(Task objective)
Gather every line from the entries below that includes "Ryan".

(Saved data entries)

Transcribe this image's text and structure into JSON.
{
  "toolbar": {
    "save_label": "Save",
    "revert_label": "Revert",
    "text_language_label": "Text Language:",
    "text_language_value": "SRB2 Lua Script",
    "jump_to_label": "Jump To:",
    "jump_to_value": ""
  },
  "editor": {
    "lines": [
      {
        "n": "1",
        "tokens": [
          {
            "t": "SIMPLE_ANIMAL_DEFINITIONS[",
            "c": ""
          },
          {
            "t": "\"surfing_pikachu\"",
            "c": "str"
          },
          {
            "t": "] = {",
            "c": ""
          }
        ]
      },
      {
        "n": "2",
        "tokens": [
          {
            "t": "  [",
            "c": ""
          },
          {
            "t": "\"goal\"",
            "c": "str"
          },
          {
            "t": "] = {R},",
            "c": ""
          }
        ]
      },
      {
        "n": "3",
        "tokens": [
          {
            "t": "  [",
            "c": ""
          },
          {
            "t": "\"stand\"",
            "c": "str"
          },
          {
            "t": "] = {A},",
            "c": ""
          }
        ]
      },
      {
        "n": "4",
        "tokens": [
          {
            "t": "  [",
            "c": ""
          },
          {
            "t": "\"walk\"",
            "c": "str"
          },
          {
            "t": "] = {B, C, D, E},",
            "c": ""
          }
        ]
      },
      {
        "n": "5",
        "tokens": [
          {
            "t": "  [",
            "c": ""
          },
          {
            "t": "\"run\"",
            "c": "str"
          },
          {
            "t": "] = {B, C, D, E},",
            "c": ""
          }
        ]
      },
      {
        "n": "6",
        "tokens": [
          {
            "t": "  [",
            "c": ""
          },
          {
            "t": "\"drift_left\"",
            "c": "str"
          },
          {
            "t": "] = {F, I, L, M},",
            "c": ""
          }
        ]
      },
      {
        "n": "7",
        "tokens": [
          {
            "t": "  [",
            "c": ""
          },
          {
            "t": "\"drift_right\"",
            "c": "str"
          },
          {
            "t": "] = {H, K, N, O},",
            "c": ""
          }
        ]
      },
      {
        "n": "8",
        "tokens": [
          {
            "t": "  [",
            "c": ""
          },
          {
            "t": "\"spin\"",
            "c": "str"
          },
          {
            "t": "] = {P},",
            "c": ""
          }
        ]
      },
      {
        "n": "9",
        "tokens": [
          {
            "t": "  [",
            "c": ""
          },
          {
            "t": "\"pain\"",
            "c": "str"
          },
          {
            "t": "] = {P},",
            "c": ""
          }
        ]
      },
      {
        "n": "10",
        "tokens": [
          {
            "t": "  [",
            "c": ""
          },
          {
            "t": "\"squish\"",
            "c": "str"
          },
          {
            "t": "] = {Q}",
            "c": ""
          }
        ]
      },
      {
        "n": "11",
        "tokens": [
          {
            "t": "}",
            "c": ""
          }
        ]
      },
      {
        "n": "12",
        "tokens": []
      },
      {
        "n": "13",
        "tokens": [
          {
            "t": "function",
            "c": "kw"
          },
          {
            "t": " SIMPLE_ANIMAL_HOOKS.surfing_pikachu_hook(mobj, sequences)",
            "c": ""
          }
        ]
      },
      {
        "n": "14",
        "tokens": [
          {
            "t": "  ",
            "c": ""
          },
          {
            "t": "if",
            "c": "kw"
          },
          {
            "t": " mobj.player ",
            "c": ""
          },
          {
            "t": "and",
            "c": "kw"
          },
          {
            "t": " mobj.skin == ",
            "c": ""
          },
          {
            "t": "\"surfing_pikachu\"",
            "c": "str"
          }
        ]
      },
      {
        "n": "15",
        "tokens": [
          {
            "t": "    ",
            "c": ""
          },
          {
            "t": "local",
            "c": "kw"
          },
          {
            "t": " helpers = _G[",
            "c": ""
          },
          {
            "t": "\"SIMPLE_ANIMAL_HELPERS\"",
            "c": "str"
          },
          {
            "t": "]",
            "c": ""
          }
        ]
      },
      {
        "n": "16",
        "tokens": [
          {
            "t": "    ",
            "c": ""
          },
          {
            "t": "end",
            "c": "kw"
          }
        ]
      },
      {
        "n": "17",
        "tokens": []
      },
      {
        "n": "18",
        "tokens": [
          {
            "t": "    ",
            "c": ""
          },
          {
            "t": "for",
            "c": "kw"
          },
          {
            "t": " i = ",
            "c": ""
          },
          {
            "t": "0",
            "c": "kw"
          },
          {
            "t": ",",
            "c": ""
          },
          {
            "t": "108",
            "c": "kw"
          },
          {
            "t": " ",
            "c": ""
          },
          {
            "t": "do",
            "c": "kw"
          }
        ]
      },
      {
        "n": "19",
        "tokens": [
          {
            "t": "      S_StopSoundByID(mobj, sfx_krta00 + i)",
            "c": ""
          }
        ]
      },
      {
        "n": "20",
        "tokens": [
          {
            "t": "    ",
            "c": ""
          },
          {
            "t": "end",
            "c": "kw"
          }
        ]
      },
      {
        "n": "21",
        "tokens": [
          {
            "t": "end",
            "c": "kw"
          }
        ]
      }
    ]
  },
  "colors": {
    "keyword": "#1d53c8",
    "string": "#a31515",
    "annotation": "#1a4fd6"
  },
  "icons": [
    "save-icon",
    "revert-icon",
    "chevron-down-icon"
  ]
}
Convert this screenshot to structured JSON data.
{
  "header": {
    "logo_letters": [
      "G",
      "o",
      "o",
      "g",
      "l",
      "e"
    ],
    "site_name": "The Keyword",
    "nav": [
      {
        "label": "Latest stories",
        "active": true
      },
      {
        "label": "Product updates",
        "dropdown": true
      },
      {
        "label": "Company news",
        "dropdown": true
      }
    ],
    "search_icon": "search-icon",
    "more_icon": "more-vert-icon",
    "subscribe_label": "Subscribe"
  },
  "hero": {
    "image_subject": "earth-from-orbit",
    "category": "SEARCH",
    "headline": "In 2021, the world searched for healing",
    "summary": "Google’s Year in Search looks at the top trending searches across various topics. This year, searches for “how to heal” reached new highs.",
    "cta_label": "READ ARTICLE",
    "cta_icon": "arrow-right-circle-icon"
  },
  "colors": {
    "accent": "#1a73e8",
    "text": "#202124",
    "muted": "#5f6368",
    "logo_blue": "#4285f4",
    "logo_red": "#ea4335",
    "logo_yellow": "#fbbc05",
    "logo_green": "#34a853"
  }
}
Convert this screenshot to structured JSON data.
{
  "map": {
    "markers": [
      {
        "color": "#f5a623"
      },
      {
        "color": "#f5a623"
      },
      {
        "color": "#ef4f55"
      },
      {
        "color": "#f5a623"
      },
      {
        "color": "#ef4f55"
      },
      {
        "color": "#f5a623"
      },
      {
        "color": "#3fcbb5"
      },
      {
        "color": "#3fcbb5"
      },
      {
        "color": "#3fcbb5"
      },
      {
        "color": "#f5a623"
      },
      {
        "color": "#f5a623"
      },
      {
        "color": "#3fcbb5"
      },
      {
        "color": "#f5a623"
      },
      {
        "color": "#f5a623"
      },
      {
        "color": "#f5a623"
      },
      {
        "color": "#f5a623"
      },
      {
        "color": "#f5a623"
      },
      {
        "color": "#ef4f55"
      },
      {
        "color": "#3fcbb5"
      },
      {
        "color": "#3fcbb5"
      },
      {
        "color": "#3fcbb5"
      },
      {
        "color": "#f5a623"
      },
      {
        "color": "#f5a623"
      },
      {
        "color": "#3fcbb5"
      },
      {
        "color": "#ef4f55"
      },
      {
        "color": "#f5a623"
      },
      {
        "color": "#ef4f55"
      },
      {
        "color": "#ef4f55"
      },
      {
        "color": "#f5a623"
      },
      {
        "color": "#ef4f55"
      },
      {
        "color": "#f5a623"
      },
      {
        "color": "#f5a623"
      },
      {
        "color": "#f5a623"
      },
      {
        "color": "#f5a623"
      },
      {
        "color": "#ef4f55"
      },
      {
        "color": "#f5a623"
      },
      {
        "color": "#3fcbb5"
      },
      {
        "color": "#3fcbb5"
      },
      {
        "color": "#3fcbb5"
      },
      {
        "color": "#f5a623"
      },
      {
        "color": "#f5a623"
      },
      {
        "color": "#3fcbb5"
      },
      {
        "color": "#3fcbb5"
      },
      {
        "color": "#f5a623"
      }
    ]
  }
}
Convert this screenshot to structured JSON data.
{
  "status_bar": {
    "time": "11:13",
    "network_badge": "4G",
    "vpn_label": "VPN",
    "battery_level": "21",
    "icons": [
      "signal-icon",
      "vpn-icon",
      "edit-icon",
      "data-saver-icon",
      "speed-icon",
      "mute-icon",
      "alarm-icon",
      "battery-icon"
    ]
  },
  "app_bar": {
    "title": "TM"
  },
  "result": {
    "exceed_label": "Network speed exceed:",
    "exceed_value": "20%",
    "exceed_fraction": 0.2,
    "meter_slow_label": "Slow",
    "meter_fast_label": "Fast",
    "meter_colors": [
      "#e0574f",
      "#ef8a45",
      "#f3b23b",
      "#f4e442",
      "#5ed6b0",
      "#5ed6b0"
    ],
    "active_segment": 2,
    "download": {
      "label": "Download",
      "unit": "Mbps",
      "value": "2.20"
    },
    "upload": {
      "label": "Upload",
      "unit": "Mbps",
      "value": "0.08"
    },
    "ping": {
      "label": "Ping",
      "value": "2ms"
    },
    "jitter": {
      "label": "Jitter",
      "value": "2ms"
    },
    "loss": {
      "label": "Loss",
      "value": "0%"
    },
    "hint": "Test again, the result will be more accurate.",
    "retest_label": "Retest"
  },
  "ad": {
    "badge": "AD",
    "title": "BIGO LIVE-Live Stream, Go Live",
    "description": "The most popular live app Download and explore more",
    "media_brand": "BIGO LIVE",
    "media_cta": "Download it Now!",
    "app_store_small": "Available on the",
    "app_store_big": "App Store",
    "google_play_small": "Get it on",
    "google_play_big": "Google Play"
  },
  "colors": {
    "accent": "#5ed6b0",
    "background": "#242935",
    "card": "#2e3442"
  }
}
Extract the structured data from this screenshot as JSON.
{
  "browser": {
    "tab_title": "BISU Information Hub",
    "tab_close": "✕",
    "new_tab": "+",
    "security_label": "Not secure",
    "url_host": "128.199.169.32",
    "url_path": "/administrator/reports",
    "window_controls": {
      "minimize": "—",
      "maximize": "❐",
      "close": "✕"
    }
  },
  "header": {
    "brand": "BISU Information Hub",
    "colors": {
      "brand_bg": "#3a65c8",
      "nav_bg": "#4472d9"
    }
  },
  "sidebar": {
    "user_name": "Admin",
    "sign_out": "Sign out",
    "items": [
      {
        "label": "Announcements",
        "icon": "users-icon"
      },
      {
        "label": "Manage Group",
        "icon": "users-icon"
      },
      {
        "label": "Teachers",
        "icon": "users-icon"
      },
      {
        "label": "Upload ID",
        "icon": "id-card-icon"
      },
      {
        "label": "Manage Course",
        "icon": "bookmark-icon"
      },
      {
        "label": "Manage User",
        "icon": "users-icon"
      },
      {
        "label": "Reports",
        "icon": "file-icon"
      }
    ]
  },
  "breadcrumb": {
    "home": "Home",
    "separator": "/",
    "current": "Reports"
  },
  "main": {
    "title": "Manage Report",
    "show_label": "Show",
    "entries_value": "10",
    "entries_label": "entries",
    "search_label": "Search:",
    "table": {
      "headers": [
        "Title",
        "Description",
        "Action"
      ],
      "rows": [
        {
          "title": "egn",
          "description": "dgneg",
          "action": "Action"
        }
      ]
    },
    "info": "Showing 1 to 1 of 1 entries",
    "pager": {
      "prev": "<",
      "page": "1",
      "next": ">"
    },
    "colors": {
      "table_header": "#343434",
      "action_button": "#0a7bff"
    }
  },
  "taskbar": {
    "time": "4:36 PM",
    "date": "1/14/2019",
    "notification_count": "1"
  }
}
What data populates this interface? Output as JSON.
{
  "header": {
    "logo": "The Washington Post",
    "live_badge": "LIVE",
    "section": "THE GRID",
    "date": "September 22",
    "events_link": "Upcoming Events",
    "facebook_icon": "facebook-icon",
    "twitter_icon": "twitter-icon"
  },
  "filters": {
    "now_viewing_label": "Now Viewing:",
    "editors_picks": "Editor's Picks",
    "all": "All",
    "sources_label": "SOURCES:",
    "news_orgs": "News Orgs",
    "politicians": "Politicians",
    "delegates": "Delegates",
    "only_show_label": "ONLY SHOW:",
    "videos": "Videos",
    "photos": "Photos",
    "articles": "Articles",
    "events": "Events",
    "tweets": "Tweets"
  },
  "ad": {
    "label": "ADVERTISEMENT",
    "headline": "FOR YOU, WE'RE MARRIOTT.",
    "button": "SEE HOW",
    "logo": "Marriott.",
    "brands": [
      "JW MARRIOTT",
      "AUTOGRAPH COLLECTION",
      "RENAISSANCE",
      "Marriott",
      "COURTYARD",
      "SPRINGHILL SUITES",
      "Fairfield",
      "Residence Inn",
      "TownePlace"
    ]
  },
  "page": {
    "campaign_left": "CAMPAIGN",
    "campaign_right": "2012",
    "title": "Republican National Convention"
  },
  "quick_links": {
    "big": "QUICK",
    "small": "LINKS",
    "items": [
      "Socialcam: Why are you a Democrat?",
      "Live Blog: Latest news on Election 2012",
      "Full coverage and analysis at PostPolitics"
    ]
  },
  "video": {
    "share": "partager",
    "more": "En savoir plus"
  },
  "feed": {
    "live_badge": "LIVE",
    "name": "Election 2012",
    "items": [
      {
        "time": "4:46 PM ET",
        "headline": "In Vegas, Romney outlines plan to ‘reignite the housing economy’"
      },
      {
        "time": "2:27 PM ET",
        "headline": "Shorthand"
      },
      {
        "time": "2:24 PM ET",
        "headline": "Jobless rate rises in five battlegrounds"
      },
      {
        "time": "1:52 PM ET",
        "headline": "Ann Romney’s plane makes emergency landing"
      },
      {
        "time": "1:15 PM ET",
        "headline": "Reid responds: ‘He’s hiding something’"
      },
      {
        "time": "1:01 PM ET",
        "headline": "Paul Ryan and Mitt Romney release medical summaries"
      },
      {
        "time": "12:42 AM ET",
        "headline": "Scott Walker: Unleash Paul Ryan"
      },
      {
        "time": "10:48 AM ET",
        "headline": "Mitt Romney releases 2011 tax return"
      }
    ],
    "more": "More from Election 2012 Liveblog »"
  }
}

(Correct result)
        "headline": "Paul Ryan and Mitt Romney release medical summaries"
        "headline": "Scott Walker: Unleash Paul Ryan"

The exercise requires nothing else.